Task prompt: Listed below are entries; give the number of lines among them that include "icesi", and only that number.

Stored data:
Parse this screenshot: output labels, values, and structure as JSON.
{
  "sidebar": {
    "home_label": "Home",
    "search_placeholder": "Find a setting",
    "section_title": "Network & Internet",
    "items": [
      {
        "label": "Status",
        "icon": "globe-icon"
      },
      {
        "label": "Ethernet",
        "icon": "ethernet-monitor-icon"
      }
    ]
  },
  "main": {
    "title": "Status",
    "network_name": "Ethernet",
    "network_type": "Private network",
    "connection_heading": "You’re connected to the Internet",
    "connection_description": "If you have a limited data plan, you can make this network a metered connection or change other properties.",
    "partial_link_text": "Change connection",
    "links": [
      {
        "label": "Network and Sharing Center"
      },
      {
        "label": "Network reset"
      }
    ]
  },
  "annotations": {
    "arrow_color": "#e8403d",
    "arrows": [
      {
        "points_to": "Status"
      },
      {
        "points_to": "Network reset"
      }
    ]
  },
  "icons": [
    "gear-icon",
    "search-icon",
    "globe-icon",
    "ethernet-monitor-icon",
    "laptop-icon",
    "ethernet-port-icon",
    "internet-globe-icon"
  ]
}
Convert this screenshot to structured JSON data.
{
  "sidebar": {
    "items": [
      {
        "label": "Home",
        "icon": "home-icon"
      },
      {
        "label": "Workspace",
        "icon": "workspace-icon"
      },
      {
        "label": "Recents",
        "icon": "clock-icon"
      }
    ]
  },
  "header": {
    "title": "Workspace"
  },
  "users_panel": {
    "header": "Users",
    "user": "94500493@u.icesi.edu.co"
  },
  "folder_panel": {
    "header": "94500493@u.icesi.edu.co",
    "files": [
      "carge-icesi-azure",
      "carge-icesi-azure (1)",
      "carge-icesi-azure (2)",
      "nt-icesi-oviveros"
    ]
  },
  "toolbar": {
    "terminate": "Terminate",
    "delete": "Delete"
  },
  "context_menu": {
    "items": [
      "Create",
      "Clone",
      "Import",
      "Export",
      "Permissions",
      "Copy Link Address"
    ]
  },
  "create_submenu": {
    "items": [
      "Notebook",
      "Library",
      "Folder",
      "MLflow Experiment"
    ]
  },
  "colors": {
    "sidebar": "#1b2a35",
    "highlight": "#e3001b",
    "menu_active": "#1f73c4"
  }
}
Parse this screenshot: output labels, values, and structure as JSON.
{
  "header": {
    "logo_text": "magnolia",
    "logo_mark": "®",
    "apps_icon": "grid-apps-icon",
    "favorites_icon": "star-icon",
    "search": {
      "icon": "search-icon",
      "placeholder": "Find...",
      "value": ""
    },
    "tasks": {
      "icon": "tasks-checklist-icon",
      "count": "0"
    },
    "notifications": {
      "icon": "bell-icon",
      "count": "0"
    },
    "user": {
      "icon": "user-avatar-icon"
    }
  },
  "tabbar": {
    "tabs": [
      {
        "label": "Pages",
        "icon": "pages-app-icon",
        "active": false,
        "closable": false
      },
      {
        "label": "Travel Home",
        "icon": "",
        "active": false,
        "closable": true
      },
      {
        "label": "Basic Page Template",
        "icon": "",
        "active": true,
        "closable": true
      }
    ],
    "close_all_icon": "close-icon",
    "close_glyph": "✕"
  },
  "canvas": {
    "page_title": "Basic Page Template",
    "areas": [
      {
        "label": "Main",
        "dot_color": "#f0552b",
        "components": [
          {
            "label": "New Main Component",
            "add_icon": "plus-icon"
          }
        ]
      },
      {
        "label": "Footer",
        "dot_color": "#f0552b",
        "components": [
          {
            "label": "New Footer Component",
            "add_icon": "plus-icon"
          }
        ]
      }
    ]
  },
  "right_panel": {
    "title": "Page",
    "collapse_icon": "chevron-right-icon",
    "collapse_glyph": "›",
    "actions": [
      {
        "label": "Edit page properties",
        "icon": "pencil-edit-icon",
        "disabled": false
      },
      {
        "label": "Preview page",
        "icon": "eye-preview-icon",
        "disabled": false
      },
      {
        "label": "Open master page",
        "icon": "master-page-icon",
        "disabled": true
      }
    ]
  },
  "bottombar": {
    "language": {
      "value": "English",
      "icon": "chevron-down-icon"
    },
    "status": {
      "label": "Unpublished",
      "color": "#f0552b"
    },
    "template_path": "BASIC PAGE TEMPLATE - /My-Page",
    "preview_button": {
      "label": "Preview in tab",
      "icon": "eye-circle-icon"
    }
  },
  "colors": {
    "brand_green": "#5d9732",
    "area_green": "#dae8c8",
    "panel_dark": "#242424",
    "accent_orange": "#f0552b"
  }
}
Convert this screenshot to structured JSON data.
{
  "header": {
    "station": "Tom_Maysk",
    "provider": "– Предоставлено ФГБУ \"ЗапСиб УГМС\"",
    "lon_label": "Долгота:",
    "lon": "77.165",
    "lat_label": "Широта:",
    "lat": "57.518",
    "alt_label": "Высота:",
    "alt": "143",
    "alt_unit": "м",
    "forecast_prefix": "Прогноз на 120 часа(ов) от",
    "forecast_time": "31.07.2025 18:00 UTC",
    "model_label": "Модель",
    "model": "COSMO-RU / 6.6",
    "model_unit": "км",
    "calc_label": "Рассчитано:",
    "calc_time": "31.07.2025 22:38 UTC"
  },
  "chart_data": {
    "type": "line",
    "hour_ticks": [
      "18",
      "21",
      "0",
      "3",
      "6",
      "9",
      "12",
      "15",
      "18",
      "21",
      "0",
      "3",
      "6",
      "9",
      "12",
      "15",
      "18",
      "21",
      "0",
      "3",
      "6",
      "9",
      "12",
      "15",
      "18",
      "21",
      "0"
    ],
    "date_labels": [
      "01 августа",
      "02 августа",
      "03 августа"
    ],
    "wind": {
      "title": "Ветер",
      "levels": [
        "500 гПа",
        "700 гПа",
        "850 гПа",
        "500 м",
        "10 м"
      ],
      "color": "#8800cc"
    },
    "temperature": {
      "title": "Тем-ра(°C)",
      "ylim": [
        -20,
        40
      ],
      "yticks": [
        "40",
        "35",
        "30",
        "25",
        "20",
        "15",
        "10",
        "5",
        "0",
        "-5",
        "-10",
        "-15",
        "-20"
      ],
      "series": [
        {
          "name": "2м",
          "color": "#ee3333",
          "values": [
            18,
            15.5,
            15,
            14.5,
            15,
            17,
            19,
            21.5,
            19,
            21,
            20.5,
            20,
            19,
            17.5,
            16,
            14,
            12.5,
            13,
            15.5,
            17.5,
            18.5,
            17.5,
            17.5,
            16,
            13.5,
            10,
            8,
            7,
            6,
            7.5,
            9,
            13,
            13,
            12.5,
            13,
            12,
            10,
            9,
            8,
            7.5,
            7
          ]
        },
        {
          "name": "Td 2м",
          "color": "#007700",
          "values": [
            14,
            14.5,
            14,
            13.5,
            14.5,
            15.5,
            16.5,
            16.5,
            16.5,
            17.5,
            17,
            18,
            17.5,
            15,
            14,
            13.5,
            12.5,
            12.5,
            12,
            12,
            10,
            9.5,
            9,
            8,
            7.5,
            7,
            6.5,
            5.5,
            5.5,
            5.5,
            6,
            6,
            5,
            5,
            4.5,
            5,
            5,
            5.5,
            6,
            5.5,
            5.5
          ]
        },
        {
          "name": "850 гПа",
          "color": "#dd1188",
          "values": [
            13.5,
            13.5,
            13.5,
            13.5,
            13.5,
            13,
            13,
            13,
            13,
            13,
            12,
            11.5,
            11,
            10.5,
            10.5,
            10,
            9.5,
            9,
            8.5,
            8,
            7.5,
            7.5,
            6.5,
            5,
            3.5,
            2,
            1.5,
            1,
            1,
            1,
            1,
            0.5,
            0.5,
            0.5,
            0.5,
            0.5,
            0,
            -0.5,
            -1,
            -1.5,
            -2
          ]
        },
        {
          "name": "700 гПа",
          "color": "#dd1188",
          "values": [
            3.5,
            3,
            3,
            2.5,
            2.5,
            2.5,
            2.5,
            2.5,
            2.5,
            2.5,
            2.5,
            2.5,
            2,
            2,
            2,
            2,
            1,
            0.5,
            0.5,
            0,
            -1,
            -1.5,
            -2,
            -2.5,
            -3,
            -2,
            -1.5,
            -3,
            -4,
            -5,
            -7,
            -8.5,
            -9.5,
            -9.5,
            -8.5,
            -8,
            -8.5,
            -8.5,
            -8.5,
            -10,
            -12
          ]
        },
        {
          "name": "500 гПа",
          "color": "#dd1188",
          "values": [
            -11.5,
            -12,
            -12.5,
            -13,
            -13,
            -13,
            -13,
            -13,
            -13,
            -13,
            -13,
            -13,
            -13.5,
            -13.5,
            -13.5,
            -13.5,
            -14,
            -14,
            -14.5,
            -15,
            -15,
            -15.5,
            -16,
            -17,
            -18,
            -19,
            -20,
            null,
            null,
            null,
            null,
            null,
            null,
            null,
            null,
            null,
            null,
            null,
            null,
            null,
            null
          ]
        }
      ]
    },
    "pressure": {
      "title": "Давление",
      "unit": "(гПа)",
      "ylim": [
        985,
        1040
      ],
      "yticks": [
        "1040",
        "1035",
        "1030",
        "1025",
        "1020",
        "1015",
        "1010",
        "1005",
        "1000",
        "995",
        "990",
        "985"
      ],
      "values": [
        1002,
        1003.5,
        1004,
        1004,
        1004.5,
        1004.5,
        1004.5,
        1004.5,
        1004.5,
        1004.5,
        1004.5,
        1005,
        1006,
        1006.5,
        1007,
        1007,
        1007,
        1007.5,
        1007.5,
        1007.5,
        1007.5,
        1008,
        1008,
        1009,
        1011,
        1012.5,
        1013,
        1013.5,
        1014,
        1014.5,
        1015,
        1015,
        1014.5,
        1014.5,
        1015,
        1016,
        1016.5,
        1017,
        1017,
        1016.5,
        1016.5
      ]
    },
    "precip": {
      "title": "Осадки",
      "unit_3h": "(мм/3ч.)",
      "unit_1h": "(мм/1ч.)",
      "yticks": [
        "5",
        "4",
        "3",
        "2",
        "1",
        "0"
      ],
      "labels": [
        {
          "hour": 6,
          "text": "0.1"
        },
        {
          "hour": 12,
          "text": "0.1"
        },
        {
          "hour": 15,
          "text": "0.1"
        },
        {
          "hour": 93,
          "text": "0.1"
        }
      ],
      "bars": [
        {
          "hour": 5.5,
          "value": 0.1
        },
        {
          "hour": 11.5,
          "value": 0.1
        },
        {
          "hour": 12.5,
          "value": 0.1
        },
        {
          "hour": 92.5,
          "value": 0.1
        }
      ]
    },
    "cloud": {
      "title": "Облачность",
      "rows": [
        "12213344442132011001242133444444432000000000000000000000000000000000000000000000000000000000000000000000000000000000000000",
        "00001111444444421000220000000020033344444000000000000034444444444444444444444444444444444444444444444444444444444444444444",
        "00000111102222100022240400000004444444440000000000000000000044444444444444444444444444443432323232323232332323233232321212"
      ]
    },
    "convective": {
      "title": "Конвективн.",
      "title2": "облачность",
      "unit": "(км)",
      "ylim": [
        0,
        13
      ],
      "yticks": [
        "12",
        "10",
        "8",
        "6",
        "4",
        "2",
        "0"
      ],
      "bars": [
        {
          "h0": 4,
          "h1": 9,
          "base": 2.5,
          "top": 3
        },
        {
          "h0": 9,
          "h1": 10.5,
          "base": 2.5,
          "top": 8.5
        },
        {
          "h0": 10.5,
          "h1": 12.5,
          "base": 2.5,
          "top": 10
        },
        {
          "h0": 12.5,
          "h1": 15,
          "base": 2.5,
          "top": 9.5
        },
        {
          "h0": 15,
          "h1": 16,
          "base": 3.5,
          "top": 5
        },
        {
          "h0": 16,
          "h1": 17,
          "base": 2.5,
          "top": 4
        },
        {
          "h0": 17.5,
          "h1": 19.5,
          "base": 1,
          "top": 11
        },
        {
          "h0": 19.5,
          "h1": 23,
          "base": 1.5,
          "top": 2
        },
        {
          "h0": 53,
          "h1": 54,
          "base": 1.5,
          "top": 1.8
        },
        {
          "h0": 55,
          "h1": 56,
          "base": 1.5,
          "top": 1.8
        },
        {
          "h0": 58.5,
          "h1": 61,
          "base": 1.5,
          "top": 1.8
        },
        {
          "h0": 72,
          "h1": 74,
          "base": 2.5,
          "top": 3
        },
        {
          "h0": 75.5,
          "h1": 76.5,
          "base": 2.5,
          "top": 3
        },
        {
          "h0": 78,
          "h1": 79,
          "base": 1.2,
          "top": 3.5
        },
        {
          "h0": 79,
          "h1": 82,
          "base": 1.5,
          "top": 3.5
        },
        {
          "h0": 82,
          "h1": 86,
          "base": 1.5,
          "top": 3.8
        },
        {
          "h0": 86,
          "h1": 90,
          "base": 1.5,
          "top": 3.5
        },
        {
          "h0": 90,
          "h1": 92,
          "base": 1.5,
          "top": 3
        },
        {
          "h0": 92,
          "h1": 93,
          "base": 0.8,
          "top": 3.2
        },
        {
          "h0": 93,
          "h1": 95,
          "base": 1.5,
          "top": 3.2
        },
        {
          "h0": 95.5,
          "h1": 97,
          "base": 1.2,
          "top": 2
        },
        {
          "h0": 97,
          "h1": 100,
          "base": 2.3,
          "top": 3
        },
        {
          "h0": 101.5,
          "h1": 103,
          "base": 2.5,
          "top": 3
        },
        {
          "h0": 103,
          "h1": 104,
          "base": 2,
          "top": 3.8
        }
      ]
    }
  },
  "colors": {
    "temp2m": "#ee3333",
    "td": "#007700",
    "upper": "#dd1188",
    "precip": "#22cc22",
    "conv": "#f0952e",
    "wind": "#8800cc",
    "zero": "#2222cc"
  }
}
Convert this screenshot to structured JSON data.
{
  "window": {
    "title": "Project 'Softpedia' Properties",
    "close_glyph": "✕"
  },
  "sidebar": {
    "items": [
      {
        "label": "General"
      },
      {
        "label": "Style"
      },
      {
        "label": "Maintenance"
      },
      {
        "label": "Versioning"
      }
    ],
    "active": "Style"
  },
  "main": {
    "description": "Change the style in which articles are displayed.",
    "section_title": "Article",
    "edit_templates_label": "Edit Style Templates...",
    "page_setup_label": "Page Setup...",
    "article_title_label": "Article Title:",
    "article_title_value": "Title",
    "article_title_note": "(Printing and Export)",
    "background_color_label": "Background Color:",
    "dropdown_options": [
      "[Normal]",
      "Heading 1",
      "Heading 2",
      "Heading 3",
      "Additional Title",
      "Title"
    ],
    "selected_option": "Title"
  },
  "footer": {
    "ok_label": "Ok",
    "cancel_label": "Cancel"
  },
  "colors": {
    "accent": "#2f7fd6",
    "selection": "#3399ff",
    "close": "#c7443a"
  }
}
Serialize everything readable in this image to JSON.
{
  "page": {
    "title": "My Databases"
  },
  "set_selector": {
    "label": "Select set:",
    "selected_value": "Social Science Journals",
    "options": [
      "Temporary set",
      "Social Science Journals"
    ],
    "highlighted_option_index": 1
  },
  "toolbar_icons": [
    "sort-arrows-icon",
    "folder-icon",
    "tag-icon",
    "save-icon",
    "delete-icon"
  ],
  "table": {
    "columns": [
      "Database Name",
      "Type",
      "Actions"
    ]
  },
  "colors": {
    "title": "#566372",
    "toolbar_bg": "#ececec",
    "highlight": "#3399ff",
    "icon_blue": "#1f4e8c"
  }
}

Exercise solution: 6